Document layout analysis data:
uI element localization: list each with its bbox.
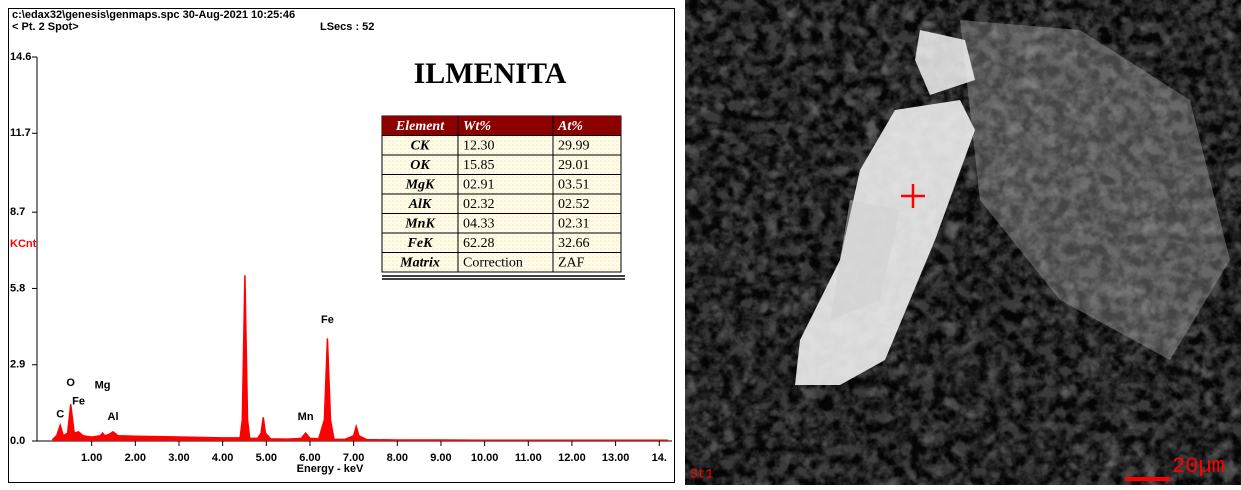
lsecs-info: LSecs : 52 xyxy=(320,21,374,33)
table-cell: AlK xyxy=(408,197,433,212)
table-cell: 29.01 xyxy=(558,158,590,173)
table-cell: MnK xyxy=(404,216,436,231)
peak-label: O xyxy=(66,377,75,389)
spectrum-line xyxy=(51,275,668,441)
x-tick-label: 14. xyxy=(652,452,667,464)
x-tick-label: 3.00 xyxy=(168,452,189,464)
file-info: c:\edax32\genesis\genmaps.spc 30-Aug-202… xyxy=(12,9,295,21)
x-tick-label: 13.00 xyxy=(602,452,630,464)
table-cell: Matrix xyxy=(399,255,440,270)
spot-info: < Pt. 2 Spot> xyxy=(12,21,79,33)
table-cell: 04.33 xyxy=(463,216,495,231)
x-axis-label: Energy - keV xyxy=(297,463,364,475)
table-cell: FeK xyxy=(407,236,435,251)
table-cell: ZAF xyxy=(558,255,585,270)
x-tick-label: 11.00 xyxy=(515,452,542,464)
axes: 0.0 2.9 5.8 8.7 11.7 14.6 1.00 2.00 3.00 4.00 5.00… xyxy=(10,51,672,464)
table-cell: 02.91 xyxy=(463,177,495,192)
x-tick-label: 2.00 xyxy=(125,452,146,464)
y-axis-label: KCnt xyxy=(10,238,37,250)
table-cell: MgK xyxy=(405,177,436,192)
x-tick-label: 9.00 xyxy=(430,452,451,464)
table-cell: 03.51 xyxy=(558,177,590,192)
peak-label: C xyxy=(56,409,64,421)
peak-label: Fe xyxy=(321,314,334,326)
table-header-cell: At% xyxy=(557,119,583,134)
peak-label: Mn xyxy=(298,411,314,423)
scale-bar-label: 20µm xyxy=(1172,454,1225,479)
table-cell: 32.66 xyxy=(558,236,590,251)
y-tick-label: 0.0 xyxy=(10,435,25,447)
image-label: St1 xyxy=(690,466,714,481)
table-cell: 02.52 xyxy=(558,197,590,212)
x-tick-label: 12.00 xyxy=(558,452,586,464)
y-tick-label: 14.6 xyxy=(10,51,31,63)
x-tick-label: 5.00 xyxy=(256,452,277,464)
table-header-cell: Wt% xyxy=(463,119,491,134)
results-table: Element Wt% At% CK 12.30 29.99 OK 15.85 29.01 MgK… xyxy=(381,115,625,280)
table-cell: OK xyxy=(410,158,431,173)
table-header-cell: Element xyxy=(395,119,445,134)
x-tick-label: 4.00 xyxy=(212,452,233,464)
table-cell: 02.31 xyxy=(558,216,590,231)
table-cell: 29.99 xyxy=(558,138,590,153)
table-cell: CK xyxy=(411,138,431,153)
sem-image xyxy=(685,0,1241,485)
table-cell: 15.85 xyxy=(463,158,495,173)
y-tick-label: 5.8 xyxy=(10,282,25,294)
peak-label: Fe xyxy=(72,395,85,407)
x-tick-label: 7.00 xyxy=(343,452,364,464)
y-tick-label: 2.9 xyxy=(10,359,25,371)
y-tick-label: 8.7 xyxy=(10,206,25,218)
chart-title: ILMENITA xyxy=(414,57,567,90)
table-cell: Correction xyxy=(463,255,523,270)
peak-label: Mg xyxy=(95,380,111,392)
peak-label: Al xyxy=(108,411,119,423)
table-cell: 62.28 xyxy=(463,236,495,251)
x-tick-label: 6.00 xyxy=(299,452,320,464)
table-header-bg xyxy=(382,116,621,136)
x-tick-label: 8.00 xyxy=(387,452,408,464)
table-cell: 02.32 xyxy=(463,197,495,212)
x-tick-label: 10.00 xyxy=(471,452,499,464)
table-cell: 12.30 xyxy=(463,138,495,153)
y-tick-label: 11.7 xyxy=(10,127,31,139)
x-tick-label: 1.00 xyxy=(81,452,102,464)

==

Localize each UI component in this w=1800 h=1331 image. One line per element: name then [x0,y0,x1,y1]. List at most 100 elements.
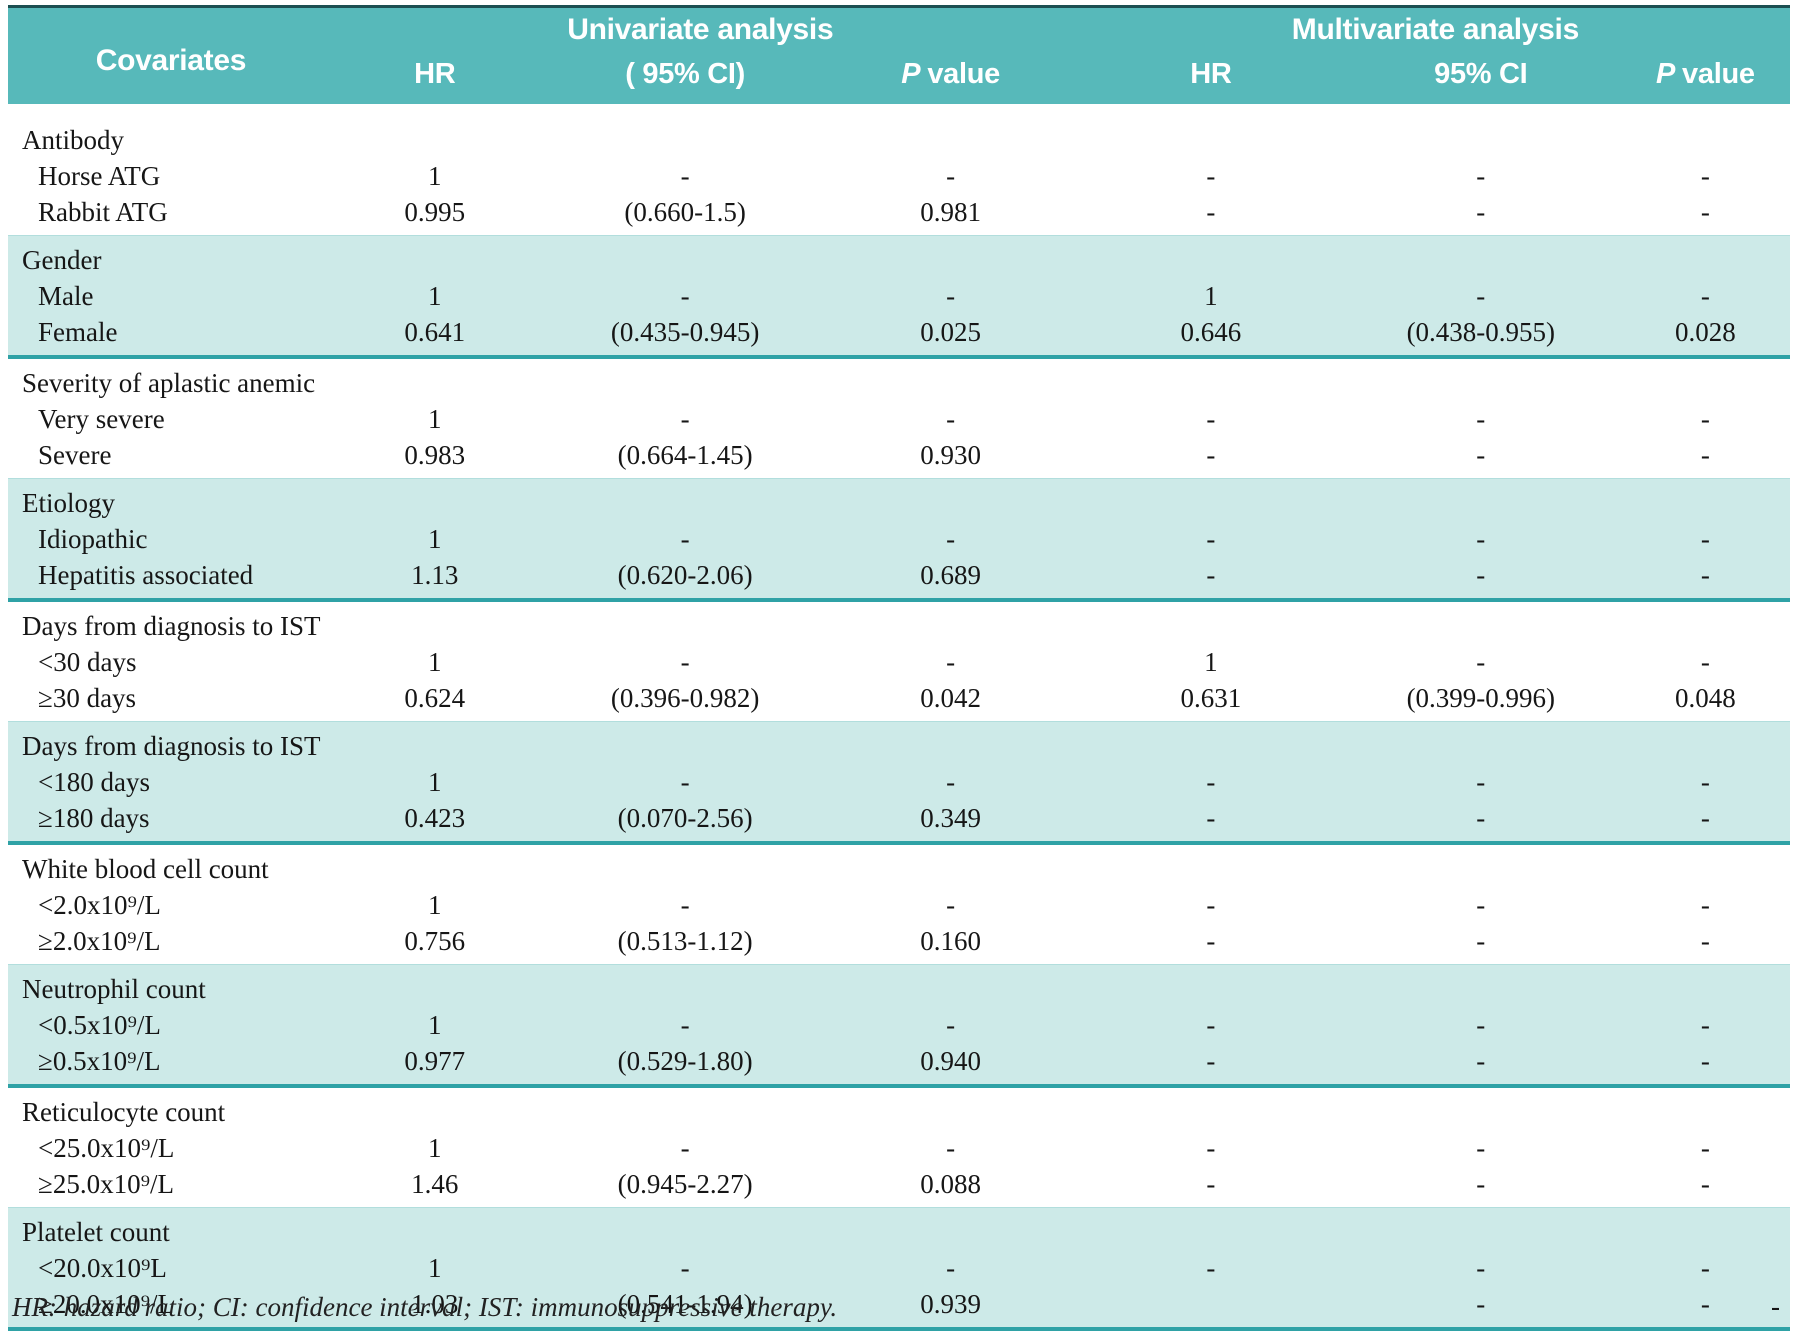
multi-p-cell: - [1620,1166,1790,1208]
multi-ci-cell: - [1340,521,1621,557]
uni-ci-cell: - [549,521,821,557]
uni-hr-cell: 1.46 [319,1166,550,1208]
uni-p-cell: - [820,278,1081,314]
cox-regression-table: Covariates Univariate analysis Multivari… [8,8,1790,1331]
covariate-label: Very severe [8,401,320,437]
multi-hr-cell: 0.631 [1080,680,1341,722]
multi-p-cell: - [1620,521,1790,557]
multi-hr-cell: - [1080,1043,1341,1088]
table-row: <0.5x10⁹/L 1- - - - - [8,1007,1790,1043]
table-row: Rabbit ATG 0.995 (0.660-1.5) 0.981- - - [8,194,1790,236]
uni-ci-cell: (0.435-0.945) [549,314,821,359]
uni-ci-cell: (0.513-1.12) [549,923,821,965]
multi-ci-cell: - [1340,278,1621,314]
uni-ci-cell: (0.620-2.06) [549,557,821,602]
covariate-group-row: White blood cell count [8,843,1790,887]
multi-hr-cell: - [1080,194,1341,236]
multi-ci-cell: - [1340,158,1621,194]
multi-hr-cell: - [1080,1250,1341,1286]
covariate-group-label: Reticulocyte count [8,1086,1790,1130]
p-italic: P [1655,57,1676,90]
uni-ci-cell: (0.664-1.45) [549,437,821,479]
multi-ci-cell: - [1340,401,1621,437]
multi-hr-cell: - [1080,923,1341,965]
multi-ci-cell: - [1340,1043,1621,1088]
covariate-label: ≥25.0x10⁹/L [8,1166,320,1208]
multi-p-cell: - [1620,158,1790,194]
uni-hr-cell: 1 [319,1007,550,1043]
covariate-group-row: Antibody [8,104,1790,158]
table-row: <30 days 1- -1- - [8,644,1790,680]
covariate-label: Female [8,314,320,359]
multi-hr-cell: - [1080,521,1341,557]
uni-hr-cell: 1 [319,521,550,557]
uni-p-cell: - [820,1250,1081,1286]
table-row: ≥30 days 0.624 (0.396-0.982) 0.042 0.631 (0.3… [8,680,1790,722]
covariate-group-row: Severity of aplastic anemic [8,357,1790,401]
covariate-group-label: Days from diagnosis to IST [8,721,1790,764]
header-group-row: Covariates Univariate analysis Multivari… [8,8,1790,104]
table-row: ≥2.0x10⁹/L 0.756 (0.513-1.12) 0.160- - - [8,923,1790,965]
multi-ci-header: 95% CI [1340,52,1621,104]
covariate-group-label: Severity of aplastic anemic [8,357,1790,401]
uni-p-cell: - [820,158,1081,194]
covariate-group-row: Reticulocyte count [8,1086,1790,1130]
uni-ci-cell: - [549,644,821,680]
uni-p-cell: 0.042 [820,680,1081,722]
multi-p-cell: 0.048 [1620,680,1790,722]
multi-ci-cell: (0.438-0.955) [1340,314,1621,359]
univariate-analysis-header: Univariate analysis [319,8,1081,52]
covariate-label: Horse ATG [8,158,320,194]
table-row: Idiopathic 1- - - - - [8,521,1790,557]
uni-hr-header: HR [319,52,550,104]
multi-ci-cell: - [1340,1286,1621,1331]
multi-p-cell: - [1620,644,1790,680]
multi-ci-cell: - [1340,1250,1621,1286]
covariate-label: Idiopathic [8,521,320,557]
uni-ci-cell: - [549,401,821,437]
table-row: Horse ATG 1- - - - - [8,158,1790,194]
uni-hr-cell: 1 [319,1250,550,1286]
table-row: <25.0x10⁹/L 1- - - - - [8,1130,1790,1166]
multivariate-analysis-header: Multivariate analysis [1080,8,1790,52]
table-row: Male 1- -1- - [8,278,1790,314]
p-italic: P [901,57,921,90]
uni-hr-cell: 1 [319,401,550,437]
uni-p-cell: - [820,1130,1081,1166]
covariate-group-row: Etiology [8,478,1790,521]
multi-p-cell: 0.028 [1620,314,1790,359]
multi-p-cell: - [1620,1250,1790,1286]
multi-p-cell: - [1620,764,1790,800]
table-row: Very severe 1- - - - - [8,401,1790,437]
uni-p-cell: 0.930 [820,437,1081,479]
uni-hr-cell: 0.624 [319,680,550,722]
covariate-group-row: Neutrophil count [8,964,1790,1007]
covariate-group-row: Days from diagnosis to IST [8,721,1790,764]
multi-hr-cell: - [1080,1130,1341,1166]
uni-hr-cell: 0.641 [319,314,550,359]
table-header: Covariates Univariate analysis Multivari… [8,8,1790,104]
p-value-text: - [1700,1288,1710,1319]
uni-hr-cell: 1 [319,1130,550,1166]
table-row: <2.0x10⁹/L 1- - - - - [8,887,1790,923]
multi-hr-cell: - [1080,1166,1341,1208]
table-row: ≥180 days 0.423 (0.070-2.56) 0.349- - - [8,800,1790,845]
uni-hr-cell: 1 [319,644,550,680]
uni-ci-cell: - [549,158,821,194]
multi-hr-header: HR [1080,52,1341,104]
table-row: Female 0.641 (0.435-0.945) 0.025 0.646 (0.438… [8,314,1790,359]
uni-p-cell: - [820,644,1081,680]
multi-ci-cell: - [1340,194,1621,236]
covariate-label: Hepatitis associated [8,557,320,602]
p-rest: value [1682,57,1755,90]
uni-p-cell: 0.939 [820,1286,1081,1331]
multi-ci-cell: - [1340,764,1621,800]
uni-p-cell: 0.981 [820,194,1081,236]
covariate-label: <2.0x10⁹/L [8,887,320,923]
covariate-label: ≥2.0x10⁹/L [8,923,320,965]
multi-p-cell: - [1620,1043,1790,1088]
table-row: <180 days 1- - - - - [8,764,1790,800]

* _Work task_
Please go through the data above and copy each line containing the word "Female".

* _Task response_
covariate-label: Female [8,314,320,359]
table-row: Female 0.641 (0.435-0.945) 0.025 0.646 (0.438… [8,314,1790,359]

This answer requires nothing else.